+++ Supplied data +++

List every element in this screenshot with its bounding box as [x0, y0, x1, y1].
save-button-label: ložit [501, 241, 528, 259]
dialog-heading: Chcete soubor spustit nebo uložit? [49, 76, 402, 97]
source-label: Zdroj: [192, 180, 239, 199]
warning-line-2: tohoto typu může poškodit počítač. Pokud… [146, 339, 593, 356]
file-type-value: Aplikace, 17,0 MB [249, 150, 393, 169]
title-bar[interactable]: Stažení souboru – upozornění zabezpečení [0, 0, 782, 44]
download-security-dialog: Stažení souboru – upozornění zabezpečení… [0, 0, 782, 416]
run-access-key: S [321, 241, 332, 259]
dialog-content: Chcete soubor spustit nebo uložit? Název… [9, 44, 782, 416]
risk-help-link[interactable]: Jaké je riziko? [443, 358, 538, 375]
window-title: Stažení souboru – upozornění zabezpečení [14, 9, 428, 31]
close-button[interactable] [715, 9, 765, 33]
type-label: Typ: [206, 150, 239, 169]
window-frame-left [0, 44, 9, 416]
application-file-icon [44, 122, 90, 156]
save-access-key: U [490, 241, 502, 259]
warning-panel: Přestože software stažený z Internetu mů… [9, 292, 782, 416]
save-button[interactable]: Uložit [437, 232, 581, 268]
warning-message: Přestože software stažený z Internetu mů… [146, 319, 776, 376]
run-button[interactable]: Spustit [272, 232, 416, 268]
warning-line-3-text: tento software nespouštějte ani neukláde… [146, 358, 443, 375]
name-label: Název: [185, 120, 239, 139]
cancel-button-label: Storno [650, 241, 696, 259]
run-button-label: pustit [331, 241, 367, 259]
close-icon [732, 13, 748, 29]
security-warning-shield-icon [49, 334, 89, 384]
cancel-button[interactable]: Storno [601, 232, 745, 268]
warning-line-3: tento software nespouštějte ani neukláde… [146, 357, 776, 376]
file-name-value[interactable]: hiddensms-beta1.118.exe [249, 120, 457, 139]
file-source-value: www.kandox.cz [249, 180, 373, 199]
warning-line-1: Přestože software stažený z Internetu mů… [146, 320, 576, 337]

+++

• [Your goal]: How many lines of the material above contain the string "button" with matching case? Reply with the number only.

• [Answer]: 7